* START *
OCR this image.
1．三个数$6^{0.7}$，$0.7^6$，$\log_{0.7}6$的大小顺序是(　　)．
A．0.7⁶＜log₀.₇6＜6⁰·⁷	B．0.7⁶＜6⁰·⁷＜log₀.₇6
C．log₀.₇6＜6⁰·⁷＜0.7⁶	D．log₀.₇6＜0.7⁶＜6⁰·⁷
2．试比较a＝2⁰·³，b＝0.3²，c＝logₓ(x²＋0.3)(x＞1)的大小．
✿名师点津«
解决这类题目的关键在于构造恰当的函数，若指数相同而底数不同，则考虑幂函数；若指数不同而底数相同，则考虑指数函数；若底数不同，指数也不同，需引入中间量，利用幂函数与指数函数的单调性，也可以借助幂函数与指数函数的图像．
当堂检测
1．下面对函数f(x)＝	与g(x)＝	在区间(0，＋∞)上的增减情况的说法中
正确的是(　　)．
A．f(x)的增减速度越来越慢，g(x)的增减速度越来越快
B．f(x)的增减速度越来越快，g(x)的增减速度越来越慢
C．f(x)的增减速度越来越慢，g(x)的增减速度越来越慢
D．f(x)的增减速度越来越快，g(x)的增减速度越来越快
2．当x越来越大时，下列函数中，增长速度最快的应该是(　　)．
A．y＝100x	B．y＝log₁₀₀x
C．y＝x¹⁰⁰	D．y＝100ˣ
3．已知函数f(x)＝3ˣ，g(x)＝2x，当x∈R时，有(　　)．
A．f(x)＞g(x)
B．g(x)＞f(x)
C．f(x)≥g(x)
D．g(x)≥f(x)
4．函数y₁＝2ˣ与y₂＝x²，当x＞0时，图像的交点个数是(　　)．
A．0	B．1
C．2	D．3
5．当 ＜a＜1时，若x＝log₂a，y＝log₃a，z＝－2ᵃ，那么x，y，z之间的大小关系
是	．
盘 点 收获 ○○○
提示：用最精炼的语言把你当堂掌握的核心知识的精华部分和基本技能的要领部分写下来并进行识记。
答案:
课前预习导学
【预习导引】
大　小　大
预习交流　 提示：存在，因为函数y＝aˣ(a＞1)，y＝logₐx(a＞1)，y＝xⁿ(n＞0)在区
* END *
→ **WHAT IS NEEDED**: State how many lines include the string "的增减速度越来越慢". Give no other information.

→ **SOLUTION FOR THIS TASK**: 3